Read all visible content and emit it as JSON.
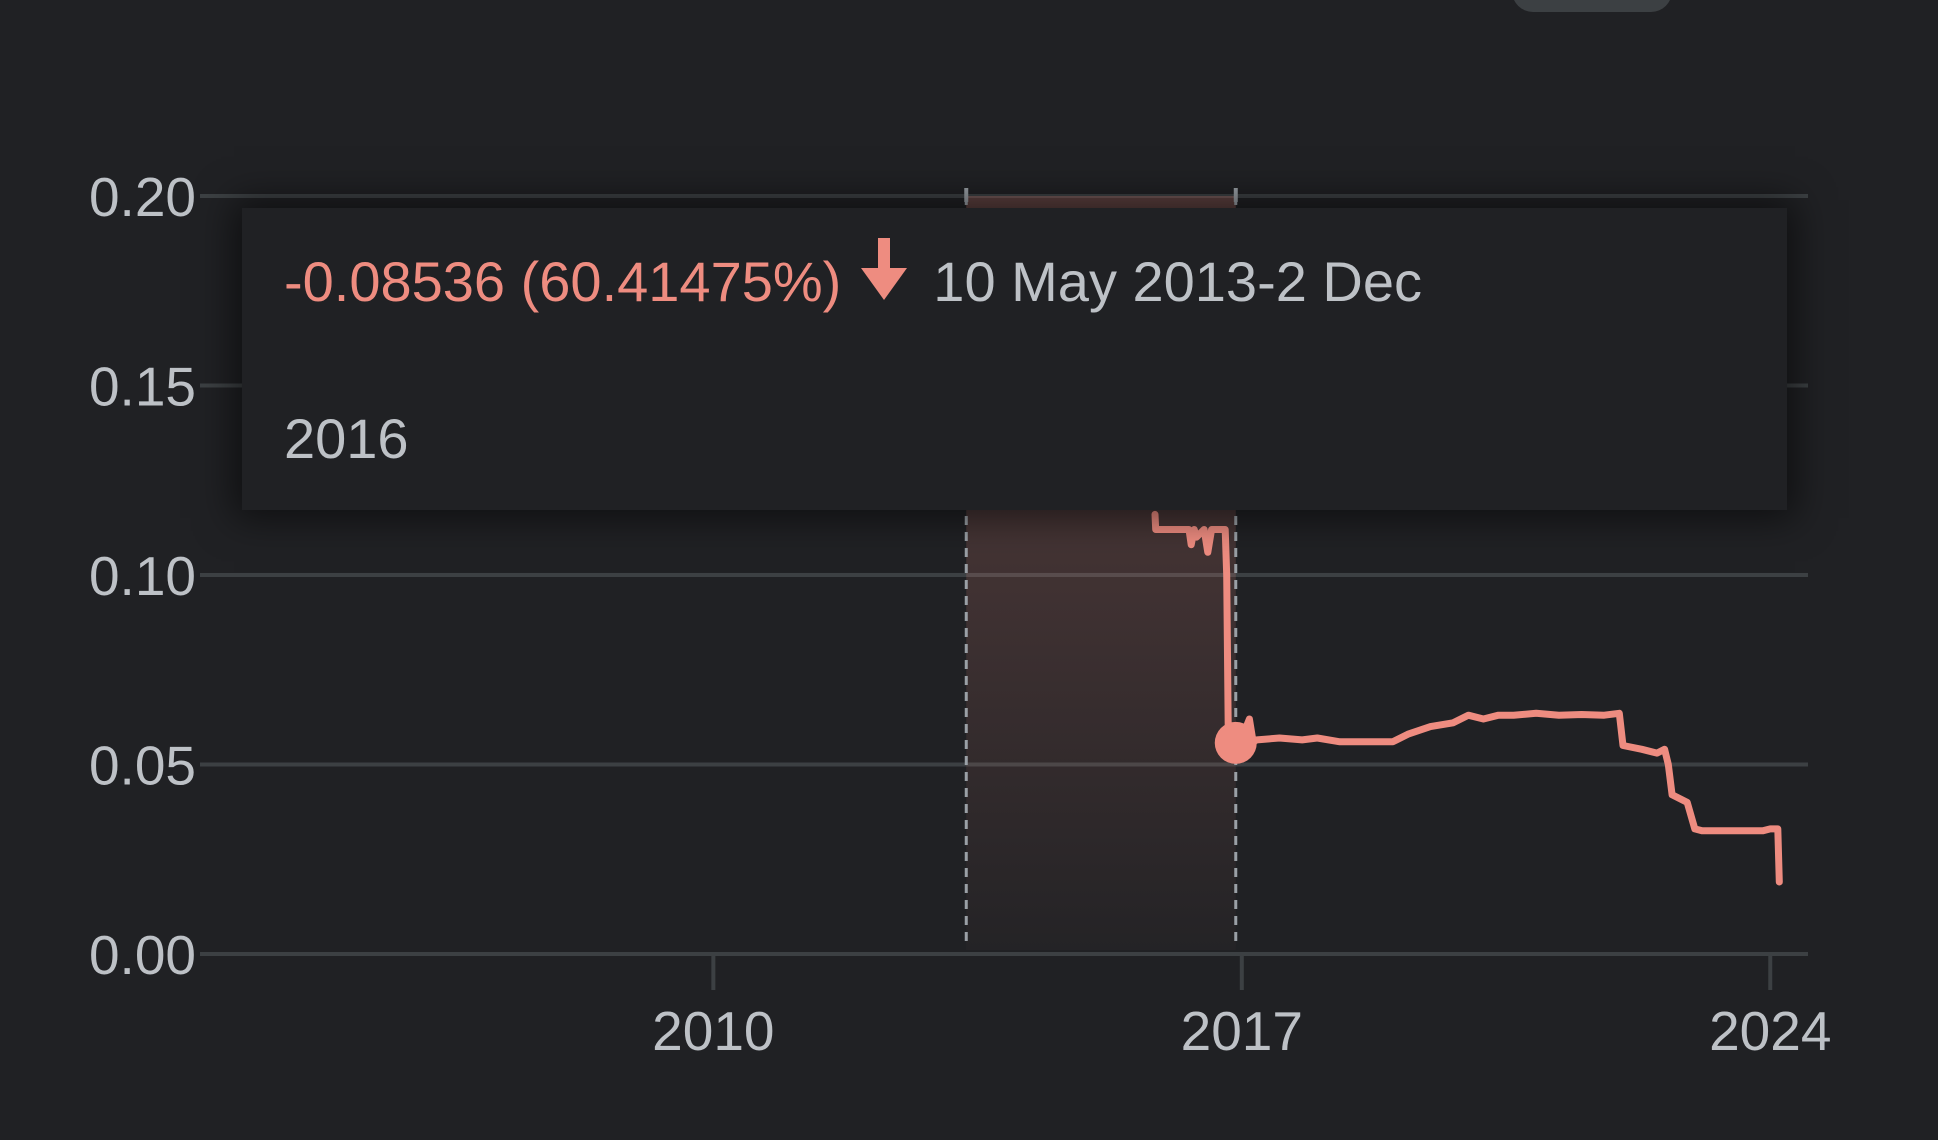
{
  "colors": {
    "background": "#202124",
    "series": "#ee8c80",
    "grid": "#3c4043",
    "text": "#bdc1c6"
  },
  "tooltip": {
    "change": "-0.08536 (60.41475%)",
    "direction_icon": "arrow-down-icon",
    "range_line1": "10 May 2013-2 Dec",
    "range_line2": "2016"
  },
  "chart_data": {
    "type": "line",
    "title": "",
    "xlabel": "",
    "ylabel": "",
    "y_ticks": [
      "0.00",
      "0.05",
      "0.10",
      "0.15",
      "0.20"
    ],
    "ylim": [
      0,
      0.2
    ],
    "x_ticks": [
      "2010",
      "2017",
      "2024"
    ],
    "x_tick_values": [
      2010,
      2017,
      2024
    ],
    "xlim": [
      2003.2,
      2024.5
    ],
    "grid": true,
    "highlight_range": {
      "start": 2013.35,
      "end": 2016.92
    },
    "selected_point": {
      "x": 2016.92,
      "y": 0.0557
    },
    "series": [
      {
        "values_x": [
          2015.85,
          2015.86,
          2016.3,
          2016.33,
          2016.37,
          2016.4,
          2016.5,
          2016.55,
          2016.6,
          2016.78,
          2016.8,
          2016.82,
          2016.84,
          2016.86,
          2016.9,
          2016.92,
          2017.0,
          2017.1,
          2017.15,
          2017.2,
          2017.5,
          2017.8,
          2018.0,
          2018.3,
          2018.6,
          2018.8,
          2019.0,
          2019.2,
          2019.5,
          2019.8,
          2020.0,
          2020.2,
          2020.4,
          2020.6,
          2020.9,
          2021.2,
          2021.5,
          2021.8,
          2022.0,
          2022.05,
          2022.3,
          2022.5,
          2022.6,
          2022.65,
          2022.7,
          2022.9,
          2023.0,
          2023.1,
          2023.3,
          2023.6,
          2023.9,
          2024.0,
          2024.05,
          2024.1,
          2024.12
        ],
        "values_y": [
          0.116,
          0.112,
          0.112,
          0.108,
          0.112,
          0.11,
          0.112,
          0.106,
          0.112,
          0.112,
          0.1,
          0.06,
          0.058,
          0.058,
          0.0557,
          0.0557,
          0.057,
          0.062,
          0.056,
          0.0565,
          0.057,
          0.0565,
          0.057,
          0.056,
          0.056,
          0.056,
          0.056,
          0.058,
          0.06,
          0.061,
          0.063,
          0.062,
          0.063,
          0.063,
          0.0635,
          0.063,
          0.0632,
          0.063,
          0.0635,
          0.055,
          0.054,
          0.053,
          0.054,
          0.05,
          0.042,
          0.04,
          0.033,
          0.0325,
          0.0325,
          0.0325,
          0.0325,
          0.033,
          0.033,
          0.033,
          0.019
        ]
      }
    ]
  }
}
+ + + + + + +
TASK DIRECTIONS =
Transcribe the whole listing, character for character, but not its images.

SOLUTION FOR THIS TASK =
Read all visible content and emit it as JSON.
{
  "colors": {
    "background": "#202124",
    "series": "#ee8c80",
    "grid": "#3c4043",
    "text": "#bdc1c6"
  },
  "tooltip": {
    "change": "-0.08536 (60.41475%)",
    "direction_icon": "arrow-down-icon",
    "range_line1": "10 May 2013-2 Dec",
    "range_line2": "2016"
  },
  "chart_data": {
    "type": "line",
    "title": "",
    "xlabel": "",
    "ylabel": "",
    "y_ticks": [
      "0.00",
      "0.05",
      "0.10",
      "0.15",
      "0.20"
    ],
    "ylim": [
      0,
      0.2
    ],
    "x_ticks": [
      "2010",
      "2017",
      "2024"
    ],
    "x_tick_values": [
      2010,
      2017,
      2024
    ],
    "xlim": [
      2003.2,
      2024.5
    ],
    "grid": true,
    "highlight_range": {
      "start": 2013.35,
      "end": 2016.92
    },
    "selected_point": {
      "x": 2016.92,
      "y": 0.0557
    },
    "series": [
      {
        "values_x": [
          2015.85,
          2015.86,
          2016.3,
          2016.33,
          2016.37,
          2016.4,
          2016.5,
          2016.55,
          2016.6,
          2016.78,
          2016.8,
          2016.82,
          2016.84,
          2016.86,
          2016.9,
          2016.92,
          2017.0,
          2017.1,
          2017.15,
          2017.2,
          2017.5,
          2017.8,
          2018.0,
          2018.3,
          2018.6,
          2018.8,
          2019.0,
          2019.2,
          2019.5,
          2019.8,
          2020.0,
          2020.2,
          2020.4,
          2020.6,
          2020.9,
          2021.2,
          2021.5,
          2021.8,
          2022.0,
          2022.05,
          2022.3,
          2022.5,
          2022.6,
          2022.65,
          2022.7,
          2022.9,
          2023.0,
          2023.1,
          2023.3,
          2023.6,
          2023.9,
          2024.0,
          2024.05,
          2024.1,
          2024.12
        ],
        "values_y": [
          0.116,
          0.112,
          0.112,
          0.108,
          0.112,
          0.11,
          0.112,
          0.106,
          0.112,
          0.112,
          0.1,
          0.06,
          0.058,
          0.058,
          0.0557,
          0.0557,
          0.057,
          0.062,
          0.056,
          0.0565,
          0.057,
          0.0565,
          0.057,
          0.056,
          0.056,
          0.056,
          0.056,
          0.058,
          0.06,
          0.061,
          0.063,
          0.062,
          0.063,
          0.063,
          0.0635,
          0.063,
          0.0632,
          0.063,
          0.0635,
          0.055,
          0.054,
          0.053,
          0.054,
          0.05,
          0.042,
          0.04,
          0.033,
          0.0325,
          0.0325,
          0.0325,
          0.0325,
          0.033,
          0.033,
          0.033,
          0.019
        ]
      }
    ]
  }
}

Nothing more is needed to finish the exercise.